> _What you need to do_: Repeat, exactly and alone, every line from the line that contains "Parse this screenshot: output" to the end of the entries.

> _Entries_:

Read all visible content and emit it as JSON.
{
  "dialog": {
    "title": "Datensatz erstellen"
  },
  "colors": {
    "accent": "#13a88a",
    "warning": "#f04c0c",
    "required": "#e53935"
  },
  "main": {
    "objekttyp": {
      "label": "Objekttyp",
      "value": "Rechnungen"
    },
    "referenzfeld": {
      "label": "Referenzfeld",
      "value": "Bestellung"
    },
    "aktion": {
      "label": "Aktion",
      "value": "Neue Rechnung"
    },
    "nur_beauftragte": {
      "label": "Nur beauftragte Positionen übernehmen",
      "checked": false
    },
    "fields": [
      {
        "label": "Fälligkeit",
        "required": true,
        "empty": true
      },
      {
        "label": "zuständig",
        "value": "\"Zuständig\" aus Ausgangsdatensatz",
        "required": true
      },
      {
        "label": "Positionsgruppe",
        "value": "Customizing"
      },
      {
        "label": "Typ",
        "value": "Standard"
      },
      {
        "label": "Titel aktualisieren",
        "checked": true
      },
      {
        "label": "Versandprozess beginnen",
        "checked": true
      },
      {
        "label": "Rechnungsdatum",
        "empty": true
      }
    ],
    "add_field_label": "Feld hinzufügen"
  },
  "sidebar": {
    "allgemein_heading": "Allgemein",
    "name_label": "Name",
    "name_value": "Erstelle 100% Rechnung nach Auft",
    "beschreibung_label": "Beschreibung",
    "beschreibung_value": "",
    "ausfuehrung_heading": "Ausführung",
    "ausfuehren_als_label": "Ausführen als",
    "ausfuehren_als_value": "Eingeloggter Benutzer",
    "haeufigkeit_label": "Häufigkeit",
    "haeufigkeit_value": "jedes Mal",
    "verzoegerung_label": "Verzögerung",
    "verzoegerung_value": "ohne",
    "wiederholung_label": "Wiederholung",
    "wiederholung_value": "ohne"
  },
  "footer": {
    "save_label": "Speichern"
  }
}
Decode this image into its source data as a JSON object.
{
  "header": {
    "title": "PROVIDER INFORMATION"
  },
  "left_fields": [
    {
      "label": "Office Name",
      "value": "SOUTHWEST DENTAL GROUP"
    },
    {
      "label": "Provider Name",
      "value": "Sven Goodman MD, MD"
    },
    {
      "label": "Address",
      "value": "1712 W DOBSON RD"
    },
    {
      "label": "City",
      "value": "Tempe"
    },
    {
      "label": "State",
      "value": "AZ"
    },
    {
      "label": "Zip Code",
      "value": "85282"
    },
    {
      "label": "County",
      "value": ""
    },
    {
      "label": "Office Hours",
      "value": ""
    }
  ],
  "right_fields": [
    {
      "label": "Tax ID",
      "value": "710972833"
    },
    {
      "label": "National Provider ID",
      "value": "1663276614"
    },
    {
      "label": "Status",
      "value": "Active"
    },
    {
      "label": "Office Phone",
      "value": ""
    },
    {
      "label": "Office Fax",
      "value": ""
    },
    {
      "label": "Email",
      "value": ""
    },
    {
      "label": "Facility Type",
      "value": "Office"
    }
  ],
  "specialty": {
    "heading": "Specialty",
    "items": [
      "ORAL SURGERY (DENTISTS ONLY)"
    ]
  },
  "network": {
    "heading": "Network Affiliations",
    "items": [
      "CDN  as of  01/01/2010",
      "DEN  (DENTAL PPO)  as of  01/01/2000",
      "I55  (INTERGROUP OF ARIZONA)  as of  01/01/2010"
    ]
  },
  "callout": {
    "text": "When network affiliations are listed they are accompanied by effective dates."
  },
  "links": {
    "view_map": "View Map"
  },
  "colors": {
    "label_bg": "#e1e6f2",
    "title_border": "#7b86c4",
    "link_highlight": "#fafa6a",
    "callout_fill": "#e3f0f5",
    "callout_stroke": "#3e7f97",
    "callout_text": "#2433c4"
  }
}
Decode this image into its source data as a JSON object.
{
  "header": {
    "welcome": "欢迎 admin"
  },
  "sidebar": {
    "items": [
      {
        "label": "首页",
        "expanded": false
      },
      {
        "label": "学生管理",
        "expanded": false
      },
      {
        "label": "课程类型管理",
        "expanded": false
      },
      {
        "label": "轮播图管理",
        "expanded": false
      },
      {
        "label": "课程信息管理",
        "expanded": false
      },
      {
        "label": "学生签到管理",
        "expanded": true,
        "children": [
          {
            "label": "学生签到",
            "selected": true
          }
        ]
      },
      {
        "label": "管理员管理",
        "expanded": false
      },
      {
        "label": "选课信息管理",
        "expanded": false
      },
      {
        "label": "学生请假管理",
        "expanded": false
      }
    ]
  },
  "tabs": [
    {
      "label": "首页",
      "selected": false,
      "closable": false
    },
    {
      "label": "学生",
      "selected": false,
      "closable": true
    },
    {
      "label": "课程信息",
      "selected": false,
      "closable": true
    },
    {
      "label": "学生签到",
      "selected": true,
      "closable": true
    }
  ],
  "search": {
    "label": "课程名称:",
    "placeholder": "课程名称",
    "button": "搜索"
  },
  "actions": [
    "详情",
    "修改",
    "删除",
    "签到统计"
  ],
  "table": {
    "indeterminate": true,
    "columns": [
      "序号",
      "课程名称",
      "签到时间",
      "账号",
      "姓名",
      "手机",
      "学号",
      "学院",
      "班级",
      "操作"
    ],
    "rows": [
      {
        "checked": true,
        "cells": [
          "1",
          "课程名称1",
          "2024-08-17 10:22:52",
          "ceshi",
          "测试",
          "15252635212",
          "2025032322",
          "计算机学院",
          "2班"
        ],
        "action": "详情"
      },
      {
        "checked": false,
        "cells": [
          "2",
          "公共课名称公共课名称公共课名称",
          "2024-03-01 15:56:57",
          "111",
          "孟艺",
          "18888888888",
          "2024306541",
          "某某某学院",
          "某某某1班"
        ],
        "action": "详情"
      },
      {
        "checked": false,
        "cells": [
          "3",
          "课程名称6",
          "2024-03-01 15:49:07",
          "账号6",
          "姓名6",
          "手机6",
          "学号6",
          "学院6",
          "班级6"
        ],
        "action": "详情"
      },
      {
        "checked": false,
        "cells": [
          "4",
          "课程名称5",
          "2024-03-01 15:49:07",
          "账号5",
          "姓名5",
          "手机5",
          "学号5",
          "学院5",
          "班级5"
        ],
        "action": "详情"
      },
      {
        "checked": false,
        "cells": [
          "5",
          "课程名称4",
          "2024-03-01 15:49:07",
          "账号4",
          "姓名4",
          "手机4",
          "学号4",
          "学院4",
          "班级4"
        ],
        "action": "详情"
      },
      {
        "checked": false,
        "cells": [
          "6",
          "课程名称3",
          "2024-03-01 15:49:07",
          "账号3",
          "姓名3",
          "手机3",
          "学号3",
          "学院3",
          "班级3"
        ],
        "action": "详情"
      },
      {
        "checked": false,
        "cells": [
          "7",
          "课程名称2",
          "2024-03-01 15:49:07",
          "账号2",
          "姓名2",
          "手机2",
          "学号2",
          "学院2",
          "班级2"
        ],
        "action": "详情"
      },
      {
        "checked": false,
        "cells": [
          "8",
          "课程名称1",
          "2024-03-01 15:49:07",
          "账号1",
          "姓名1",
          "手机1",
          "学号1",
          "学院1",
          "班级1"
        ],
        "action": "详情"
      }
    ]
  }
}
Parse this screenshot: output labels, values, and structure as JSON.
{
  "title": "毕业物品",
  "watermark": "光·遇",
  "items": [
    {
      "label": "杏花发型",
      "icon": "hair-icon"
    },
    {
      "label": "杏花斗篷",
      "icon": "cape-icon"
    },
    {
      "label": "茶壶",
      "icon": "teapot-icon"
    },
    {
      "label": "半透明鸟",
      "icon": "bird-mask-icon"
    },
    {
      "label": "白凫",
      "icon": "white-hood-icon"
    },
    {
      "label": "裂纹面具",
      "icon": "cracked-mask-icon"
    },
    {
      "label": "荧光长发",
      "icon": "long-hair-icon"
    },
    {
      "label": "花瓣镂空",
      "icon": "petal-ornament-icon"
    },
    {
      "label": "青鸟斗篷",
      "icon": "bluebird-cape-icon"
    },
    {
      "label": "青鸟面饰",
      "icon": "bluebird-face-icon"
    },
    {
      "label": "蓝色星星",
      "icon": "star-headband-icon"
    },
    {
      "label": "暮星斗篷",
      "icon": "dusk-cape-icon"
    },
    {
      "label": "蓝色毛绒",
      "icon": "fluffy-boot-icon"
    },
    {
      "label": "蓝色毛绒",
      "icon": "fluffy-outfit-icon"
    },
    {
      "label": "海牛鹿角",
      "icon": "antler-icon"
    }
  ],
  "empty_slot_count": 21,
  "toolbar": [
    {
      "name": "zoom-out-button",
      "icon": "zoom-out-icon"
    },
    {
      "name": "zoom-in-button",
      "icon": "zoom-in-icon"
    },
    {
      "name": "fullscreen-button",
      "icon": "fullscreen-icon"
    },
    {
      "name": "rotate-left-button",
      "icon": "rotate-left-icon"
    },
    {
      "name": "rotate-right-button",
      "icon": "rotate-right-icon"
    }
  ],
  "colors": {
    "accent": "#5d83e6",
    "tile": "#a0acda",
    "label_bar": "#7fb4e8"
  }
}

> _Answer to this exercise_:
Parse this screenshot: output labels, values, and structure as JSON.
{
  "title": "毕业物品",
  "watermark": "光·遇",
  "items": [
    {
      "label": "杏花发型",
      "icon": "hair-icon"
    },
    {
      "label": "杏花斗篷",
      "icon": "cape-icon"
    },
    {
      "label": "茶壶",
      "icon": "teapot-icon"
    },
    {
      "label": "半透明鸟",
      "icon": "bird-mask-icon"
    },
    {
      "label": "白凫",
      "icon": "white-hood-icon"
    },
    {
      "label": "裂纹面具",
      "icon": "cracked-mask-icon"
    },
    {
      "label": "荧光长发",
      "icon": "long-hair-icon"
    },
    {
      "label": "花瓣镂空",
      "icon": "petal-ornament-icon"
    },
    {
      "label": "青鸟斗篷",
      "icon": "bluebird-cape-icon"
    },
    {
      "label": "青鸟面饰",
      "icon": "bluebird-face-icon"
    },
    {
      "label": "蓝色星星",
      "icon": "star-headband-icon"
    },
    {
      "label": "暮星斗篷",
      "icon": "dusk-cape-icon"
    },
    {
      "label": "蓝色毛绒",
      "icon": "fluffy-boot-icon"
    },
    {
      "label": "蓝色毛绒",
      "icon": "fluffy-outfit-icon"
    },
    {
      "label": "海牛鹿角",
      "icon": "antler-icon"
    }
  ],
  "empty_slot_count": 21,
  "toolbar": [
    {
      "name": "zoom-out-button",
      "icon": "zoom-out-icon"
    },
    {
      "name": "zoom-in-button",
      "icon": "zoom-in-icon"
    },
    {
      "name": "fullscreen-button",
      "icon": "fullscreen-icon"
    },
    {
      "name": "rotate-left-button",
      "icon": "rotate-left-icon"
    },
    {
      "name": "rotate-right-button",
      "icon": "rotate-right-icon"
    }
  ],
  "colors": {
    "accent": "#5d83e6",
    "tile": "#a0acda",
    "label_bar": "#7fb4e8"
  }
}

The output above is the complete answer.